* **Tarea escrita**
De acuerdo con el texto extraído, ¿cuántos artículos reúne el libro “Entre pan y bola. Vida articulada” y en qué periódico aparecieron?

* **Texto extraído**

Recibió el homenaje con la sencillez y sorpresa de quien piensa que tanto cariño y reconocimiento son excesivos. Yo, me dije, que, seguramente, eran tardíos. Pero él lo hubiera dicho de una manera más galante como dejó escrito en uno de aquellos artículos titulado La Misa de Don Marcelo y que se encuentra en su libro “Entre pan y bola. Vida articulada” (que recoge doscientos artículos publicados en El Norte de Castilla): “Valladolid le quería. Lo que ocurre que con su clásica torpeza para demostrar el cariño…”.
Pero algo hemos ganado. Antes los reconocimientos y los homenajes se hacían después de muerto y ahora se hacen cuando estás a punto de palmarla. Algo es algo.
Félix Antonio González fue periodista, poeta y pintor. Y seguramente muchas más cosas interesantes de esas que no recogen las biografías.

* **Material proporcionado**
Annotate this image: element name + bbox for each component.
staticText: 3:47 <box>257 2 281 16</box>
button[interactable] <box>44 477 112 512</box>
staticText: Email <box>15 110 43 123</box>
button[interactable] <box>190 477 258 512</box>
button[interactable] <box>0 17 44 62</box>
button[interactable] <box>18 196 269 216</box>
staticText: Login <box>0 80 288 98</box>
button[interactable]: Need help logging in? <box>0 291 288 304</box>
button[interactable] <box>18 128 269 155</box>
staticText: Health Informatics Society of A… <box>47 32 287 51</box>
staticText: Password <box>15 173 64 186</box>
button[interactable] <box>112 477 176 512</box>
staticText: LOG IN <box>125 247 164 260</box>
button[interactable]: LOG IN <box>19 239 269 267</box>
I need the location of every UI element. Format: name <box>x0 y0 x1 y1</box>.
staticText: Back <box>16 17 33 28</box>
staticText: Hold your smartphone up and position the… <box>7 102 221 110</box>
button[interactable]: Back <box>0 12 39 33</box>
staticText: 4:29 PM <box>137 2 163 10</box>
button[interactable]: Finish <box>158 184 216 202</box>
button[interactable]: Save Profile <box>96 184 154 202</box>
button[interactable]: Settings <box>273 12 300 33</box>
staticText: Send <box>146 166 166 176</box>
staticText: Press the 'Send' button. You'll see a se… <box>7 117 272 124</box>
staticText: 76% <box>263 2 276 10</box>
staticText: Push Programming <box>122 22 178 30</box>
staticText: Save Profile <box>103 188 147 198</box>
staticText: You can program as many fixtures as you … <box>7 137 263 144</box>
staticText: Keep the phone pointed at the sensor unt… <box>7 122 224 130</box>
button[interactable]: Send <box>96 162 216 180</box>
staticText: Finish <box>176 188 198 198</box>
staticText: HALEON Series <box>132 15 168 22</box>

* **Respuesta completa**
Reúne doscientos artículos publicados en El Norte de Castilla.